To be done: Scan the records for the string "title"; copy each line where it occurs.

Dataset content:
------------------------------------

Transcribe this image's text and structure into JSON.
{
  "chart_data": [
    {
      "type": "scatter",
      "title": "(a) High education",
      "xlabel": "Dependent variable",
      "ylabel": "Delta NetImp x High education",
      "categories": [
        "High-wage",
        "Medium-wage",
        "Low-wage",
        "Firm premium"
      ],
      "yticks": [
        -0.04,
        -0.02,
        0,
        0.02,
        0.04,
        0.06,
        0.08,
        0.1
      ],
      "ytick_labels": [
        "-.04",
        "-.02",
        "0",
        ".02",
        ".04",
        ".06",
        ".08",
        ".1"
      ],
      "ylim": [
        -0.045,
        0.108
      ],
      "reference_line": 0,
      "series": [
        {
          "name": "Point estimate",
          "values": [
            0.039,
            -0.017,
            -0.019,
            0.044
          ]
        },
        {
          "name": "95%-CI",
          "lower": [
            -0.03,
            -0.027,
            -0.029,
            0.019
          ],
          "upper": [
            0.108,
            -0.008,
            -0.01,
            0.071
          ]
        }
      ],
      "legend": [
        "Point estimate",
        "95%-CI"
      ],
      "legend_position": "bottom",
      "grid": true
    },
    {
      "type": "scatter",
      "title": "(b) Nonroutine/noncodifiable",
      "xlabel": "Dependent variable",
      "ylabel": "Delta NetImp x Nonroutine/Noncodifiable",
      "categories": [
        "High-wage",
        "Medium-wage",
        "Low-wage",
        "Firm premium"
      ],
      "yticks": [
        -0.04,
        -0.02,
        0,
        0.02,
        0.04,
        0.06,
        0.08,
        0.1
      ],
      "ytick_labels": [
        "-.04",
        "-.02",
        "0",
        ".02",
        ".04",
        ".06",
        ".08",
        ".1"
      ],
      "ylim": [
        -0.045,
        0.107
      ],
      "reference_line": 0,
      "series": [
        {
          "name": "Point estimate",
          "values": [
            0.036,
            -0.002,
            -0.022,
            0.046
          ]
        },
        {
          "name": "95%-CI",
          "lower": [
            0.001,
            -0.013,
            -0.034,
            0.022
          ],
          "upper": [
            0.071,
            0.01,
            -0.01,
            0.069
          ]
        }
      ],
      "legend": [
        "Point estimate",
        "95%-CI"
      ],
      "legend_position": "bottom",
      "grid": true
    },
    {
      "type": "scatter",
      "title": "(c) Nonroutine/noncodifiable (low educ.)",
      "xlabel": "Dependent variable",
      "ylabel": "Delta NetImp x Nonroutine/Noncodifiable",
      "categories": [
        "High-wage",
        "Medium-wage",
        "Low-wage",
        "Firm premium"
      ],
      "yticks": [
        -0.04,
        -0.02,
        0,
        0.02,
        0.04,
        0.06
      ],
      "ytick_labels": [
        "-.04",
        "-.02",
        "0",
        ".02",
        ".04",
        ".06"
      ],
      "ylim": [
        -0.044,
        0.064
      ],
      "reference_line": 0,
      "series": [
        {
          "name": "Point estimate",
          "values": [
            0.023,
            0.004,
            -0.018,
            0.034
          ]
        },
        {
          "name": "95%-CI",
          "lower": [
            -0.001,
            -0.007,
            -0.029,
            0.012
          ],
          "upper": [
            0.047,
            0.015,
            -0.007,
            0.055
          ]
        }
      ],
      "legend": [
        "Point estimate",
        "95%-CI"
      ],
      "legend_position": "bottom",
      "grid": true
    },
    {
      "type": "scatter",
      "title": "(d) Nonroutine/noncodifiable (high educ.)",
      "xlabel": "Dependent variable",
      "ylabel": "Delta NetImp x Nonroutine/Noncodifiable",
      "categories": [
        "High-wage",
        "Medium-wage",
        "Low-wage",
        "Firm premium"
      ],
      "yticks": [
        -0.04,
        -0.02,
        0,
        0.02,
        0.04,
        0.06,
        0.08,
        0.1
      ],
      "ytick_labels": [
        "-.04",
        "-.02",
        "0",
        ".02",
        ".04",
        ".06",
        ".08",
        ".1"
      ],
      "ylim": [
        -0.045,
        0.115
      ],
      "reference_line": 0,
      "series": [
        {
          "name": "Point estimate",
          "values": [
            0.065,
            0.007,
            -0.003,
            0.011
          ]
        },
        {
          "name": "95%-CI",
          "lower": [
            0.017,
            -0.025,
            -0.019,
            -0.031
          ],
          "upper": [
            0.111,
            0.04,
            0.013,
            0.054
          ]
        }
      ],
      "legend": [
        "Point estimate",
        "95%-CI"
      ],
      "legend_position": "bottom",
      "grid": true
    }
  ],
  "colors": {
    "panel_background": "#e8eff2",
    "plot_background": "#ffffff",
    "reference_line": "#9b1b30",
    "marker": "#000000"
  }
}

------------------------------------

Finished answer:
      "title": "(a) High education",
      "title": "(b) Nonroutine/noncodifiable",
      "title": "(c) Nonroutine/noncodifiable (low educ.)",
      "title": "(d) Nonroutine/noncodifiable (high educ.)",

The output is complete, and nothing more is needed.